* [YOUR GOAL]: Copy the items word for word, from the first line through the line containing "legend-label: Meting 25", including both of those lines.

>> start DATA TO USE

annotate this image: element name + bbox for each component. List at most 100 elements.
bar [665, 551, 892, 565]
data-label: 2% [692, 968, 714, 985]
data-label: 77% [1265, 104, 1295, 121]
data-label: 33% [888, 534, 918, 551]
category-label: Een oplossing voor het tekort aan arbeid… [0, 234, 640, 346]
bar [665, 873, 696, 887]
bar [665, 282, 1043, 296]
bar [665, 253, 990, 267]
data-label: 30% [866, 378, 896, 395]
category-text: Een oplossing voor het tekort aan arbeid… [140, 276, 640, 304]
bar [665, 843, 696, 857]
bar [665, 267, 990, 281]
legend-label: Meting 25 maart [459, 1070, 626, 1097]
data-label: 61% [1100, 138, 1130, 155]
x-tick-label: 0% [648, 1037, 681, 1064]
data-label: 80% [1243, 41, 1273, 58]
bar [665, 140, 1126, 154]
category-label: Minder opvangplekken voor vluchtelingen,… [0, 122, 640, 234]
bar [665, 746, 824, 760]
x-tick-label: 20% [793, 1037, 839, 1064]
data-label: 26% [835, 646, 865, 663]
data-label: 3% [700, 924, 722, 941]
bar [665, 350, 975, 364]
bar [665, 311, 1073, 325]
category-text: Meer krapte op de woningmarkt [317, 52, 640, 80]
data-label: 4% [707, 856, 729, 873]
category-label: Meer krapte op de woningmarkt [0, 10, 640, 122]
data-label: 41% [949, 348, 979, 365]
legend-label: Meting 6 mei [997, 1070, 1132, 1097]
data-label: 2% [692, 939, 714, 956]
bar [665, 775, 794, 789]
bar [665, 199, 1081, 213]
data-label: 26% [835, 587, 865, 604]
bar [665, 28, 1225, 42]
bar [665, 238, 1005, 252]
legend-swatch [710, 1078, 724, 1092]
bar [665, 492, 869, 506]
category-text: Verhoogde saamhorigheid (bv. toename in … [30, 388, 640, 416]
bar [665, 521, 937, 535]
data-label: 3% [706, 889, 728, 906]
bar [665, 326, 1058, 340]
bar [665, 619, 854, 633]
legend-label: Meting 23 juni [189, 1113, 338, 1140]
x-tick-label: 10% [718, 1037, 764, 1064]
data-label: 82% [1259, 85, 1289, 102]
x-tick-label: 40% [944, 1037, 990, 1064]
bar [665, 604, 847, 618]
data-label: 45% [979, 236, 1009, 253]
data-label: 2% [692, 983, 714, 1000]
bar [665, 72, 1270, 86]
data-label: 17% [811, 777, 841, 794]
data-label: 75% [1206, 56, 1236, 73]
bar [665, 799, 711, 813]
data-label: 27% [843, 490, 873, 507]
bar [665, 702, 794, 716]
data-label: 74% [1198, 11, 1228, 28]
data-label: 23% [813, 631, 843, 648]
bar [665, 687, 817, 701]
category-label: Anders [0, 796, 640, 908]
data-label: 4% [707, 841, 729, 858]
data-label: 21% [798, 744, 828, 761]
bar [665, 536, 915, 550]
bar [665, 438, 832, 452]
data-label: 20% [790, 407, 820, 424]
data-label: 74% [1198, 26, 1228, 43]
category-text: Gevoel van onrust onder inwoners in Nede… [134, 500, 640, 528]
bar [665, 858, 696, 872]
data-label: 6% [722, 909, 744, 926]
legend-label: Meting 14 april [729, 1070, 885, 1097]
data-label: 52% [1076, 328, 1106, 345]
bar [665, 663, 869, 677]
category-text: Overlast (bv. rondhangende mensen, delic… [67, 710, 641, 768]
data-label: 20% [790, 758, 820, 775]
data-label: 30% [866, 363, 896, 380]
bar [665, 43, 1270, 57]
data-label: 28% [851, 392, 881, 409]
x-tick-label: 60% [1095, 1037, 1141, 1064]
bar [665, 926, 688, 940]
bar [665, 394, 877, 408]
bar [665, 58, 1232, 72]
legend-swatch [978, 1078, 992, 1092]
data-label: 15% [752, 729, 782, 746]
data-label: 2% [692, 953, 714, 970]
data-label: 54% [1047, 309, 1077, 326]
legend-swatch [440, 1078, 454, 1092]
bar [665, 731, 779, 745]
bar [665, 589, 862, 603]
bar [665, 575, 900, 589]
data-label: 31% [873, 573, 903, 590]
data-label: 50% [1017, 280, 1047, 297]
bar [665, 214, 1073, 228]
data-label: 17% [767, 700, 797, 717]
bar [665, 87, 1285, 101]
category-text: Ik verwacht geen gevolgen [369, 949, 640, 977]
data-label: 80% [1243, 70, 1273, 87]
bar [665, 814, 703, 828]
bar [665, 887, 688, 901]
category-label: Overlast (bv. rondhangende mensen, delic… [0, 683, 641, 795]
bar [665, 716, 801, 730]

>> end DATA TO USE

* [SOLUTION FOR THIS EXERCISE]:
annotate this image: element name + bbox for each component. List at most 100 elements.
bar [665, 551, 892, 565]
data-label: 2% [692, 968, 714, 985]
data-label: 77% [1265, 104, 1295, 121]
data-label: 33% [888, 534, 918, 551]
category-label: Een oplossing voor het tekort aan arbeid… [0, 234, 640, 346]
bar [665, 873, 696, 887]
bar [665, 282, 1043, 296]
bar [665, 253, 990, 267]
data-label: 30% [866, 378, 896, 395]
category-text: Een oplossing voor het tekort aan arbeid… [140, 276, 640, 304]
bar [665, 843, 696, 857]
bar [665, 267, 990, 281]
legend-label: Meting 25 maart [459, 1070, 626, 1097]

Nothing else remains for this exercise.